[REQUIRED WORK]
Locate and copy each line in the data that contains the word "ihren".

[RECORDS SHOWN]
----------
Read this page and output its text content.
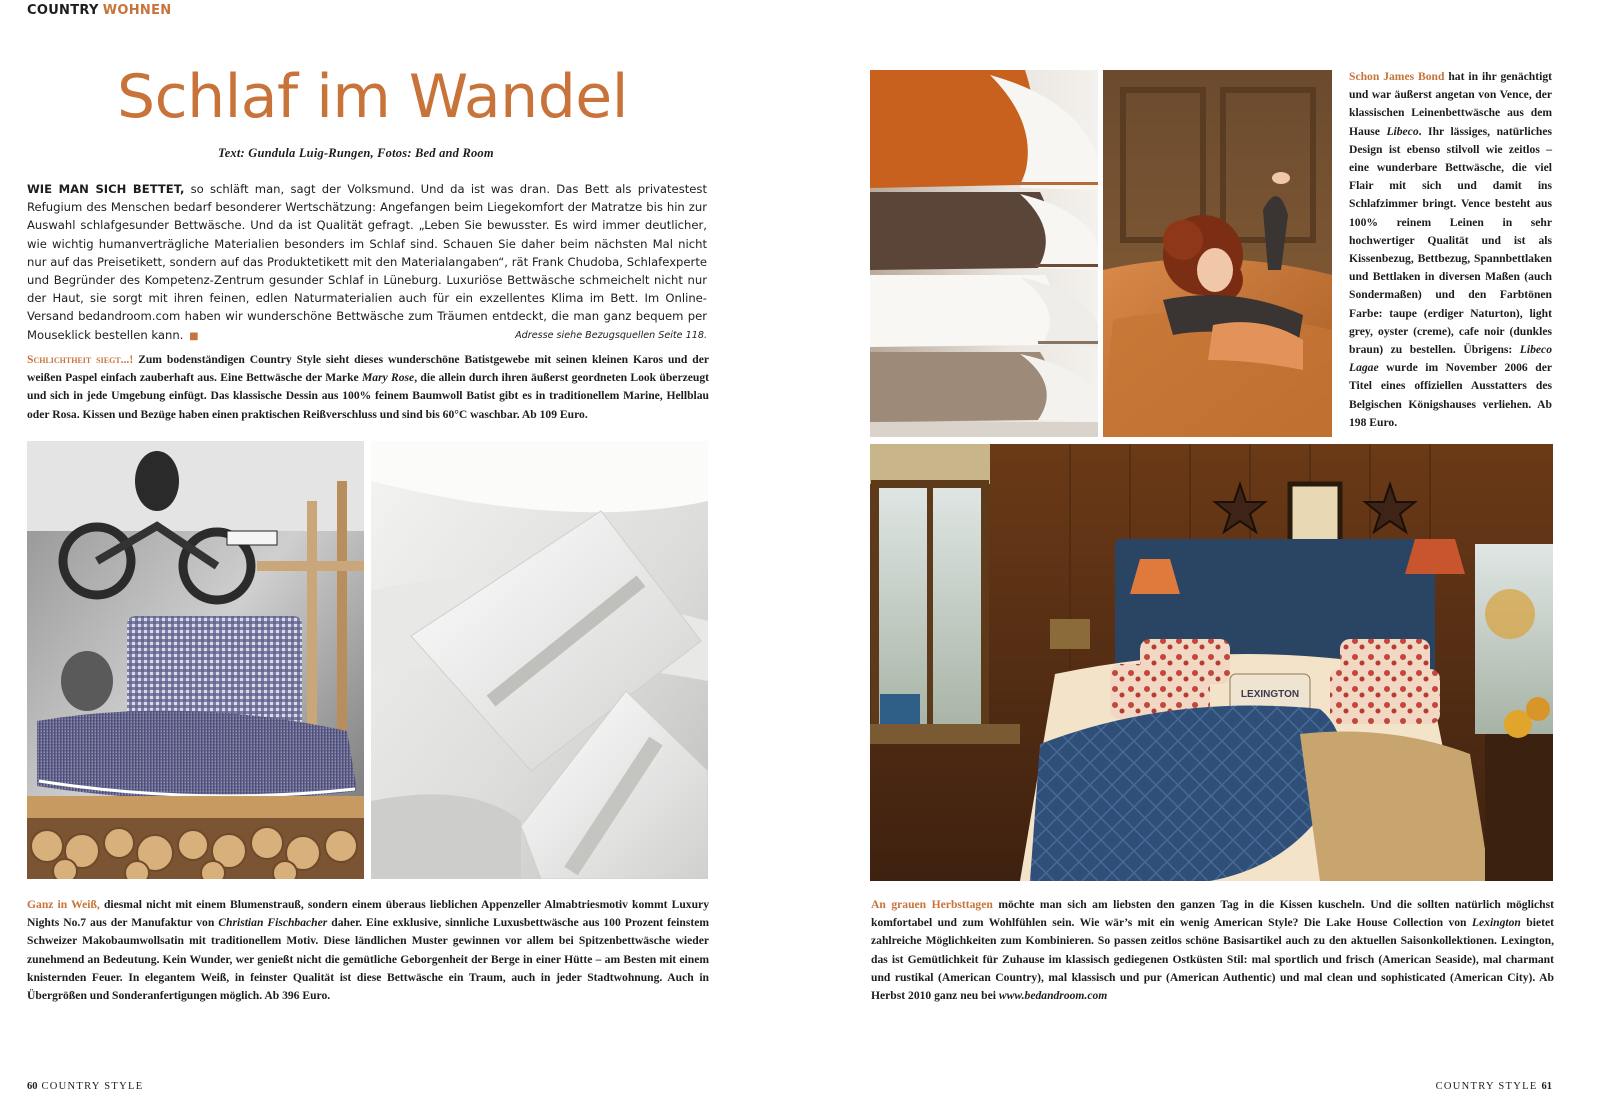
COUNTRY WOHNEN
Schlaf im Wandel

Text: Gundula Luig-Rungen, Fotos: Bed and Room

WIE MAN SICH BETTET, so schläft man, sagt der Volksmund. Und da ist was dran. Das Bett als privatestest Refugium des Menschen bedarf besonderer Wertschätzung: Angefangen beim Liegekomfort der Matratze bis hin zur Auswahl schlafgesunder Bettwäsche. Und da ist Qualität gefragt. „Leben Sie bewusster. Es wird immer deutlicher, wie wichtig humanverträgliche Materialien besonders im Schlaf sind. Schauen Sie daher beim nächsten Mal nicht nur auf das Preisetikett, sondern auf das Produktetikett mit den Materialangaben“, rät Frank Chudoba, Schlafexperte und Begründer des Kompetenz-Zentrum gesunder Schlaf in Lüneburg. Luxuriöse Bettwäsche schmeichelt nicht nur der Haut, sie sorgt mit ihren feinen, edlen Naturmaterialien auch für ein exzellentes Klima im Bett. Im Online-Versand bedandroom.com haben wir wunderschöne Bettwäsche zum Träumen entdeckt, die man ganz bequem per Mouseklick bestellen kann. ■	Adresse siehe Bezugsquellen Seite 118.

Schlichtheit siegt...! Zum bodenständigen Country Style sieht dieses wunderschöne Batistgewebe mit seinen kleinen Karos und der weißen Paspel einfach zauberhaft aus. Eine Bettwäsche der Marke Mary Rose, die allein durch ihren äußerst geordneten Look überzeugt und sich in jede Umgebung einfügt. Das klassische Dessin aus 100% feinem Baumwoll Batist gibt es in traditionellem Marine, Hellblau oder Rosa. Kissen und Bezüge haben einen praktischen Reißverschluss und sind bis 60°C waschbar. Ab 109 Euro.

Ganz in Weiß, diesmal nicht mit einem Blumenstrauß, sondern einem überaus lieblichen Appenzeller Almabtriesmotiv kommt Luxury Nights No.7 aus der Manufaktur von Christian Fischbacher daher. Eine exklusive, sinnliche Luxusbettwäsche aus 100 Prozent feinstem Schweizer Makobaumwollsatin mit traditionellem Motiv. Diese ländlichen Muster gewinnen vor allem bei Spitzenbettwäsche wieder zunehmend an Bedeutung. Kein Wunder, wer genießt nicht die gemütliche Geborgenheit der Berge in einer Hütte – am Besten mit einem knisternden Feuer. In elegantem Weiß, in feinster Qualität ist diese Bettwäsche ein Traum, auch in jeder Stadtwohnung. Auch in Übergrößen und Sonderanfertigungen möglich. Ab 396 Euro.

60 COUNTRY STYLE

Schon James Bond hat in ihr genächtigt und war äußerst angetan von Vence, der klassischen Leinenbettwäsche aus dem Hause Libeco. Ihr lässiges, natürliches Design ist ebenso stilvoll wie zeitlos – eine wunderbare Bettwäsche, die viel Flair mit sich und damit ins Schlafzimmer bringt. Vence besteht aus 100% reinem Leinen in sehr hochwertiger Qualität und ist als Kissenbezug, Bettbezug, Spannbettlaken und Bettlaken in diversen Maßen (auch Sondermaßen) und den Farbtönen Farbe: taupe (erdiger Naturton), light grey, oyster (creme), cafe noir (dunkles braun) zu bestellen. Übrigens: Libeco Lagae wurde im November 2006 der Titel eines offiziellen Ausstatters des Belgischen Königshauses verliehen. Ab 198 Euro.

LEXINGTON

An grauen Herbsttagen möchte man sich am liebsten den ganzen Tag in die Kissen kuscheln. Und die sollten natürlich möglichst komfortabel und zum Wohlfühlen sein. Wie wär’s mit ein wenig American Style? Die Lake House Collection von Lexington bietet zahlreiche Möglichkeiten zum Kombinieren. So passen zeitlos schöne Basisartikel auch zu den aktuellen Saisonkollektionen. Lexington, das ist Gemütlichkeit für Zuhause im klassisch gediegenen Ostküsten Stil: mal sportlich und frisch (American Seaside), mal charmant und rustikal (American Country), mal klassisch und pur (American Authentic) und mal clean und sophisticated (American City). Ab Herbst 2010 ganz neu bei www.bedandroom.com

COUNTRY STYLE 61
----------
[EXERCISE OUTPUT]
WIE MAN SICH BETTET, so schläft man, sagt der Volksmund. Und da ist was dran. Das Bett als privatestest Refugium des Menschen bedarf besonderer Wertschätzung: Angefangen beim Liegekomfort der Matratze bis hin zur Auswahl schlafgesunder Bettwäsche. Und da ist Qualität gefragt. „Leben Sie bewusster. Es wird immer deutlicher, wie wichtig humanverträgliche Materialien besonders im Schlaf sind. Schauen Sie daher beim nächsten Mal nicht nur auf das Preisetikett, sondern auf das Produktetikett mit den Materialangaben“, rät Frank Chudoba, Schlafexperte und Begründer des Kompetenz-Zentrum gesunder Schlaf in Lüneburg. Luxuriöse Bettwäsche schmeichelt nicht nur der Haut, sie sorgt mit ihren feinen, edlen Naturmaterialien auch für ein exzellentes Klima im Bett. Im Online-Versand bedandroom.com haben wir wunderschöne Bettwäsche zum Träumen entdeckt, die man ganz bequem per Mouseklick bestellen kann. ■	Adresse siehe Bezugsquellen Seite 118.
Schlichtheit siegt...! Zum bodenständigen Country Style sieht dieses wunderschöne Batistgewebe mit seinen kleinen Karos und der weißen Paspel einfach zauberhaft aus. Eine Bettwäsche der Marke Mary Rose, die allein durch ihren äußerst geordneten Look überzeugt und sich in jede Umgebung einfügt. Das klassische Dessin aus 100% feinem Baumwoll Batist gibt es in traditionellem Marine, Hellblau oder Rosa. Kissen und Bezüge haben einen praktischen Reißverschluss und sind bis 60°C waschbar. Ab 109 Euro.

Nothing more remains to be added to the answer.